- _DATASET ENTRIES_
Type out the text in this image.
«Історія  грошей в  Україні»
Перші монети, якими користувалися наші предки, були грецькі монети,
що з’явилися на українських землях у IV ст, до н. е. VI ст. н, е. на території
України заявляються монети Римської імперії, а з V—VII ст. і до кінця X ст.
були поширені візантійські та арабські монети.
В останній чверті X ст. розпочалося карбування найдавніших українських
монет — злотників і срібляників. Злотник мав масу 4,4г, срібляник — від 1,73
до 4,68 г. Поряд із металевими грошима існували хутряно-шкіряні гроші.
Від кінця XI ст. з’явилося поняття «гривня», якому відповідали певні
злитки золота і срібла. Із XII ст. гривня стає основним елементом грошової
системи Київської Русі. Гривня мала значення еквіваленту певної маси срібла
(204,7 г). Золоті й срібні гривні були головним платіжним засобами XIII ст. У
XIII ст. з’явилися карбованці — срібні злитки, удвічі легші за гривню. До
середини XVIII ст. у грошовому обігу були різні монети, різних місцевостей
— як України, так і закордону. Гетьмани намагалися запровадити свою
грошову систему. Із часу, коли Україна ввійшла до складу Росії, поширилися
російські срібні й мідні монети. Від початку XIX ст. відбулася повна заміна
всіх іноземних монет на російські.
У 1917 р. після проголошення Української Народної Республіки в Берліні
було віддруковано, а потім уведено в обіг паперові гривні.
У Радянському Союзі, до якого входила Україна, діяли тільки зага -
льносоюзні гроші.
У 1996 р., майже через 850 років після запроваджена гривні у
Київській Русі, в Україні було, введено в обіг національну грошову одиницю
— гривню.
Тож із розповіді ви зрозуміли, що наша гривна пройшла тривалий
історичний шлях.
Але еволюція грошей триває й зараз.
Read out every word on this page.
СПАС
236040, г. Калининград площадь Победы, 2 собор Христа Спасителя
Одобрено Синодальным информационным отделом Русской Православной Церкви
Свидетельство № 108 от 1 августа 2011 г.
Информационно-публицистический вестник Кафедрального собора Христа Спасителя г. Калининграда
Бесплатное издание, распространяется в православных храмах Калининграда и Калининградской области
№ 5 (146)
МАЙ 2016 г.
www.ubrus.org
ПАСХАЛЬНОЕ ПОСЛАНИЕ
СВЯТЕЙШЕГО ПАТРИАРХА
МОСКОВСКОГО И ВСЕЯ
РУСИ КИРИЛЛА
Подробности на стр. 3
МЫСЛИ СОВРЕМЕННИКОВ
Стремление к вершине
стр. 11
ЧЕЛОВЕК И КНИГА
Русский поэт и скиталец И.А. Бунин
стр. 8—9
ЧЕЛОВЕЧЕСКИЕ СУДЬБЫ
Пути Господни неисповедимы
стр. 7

- _REQUIREMENT_
Each line with the string "після" in it needs to be found and copied.

- _COMPLETE OUTPUT_
У 1917 р. після проголошення Української Народної Республіки в Берліні
У 1996 р., майже через 850 років після запроваджена гривні у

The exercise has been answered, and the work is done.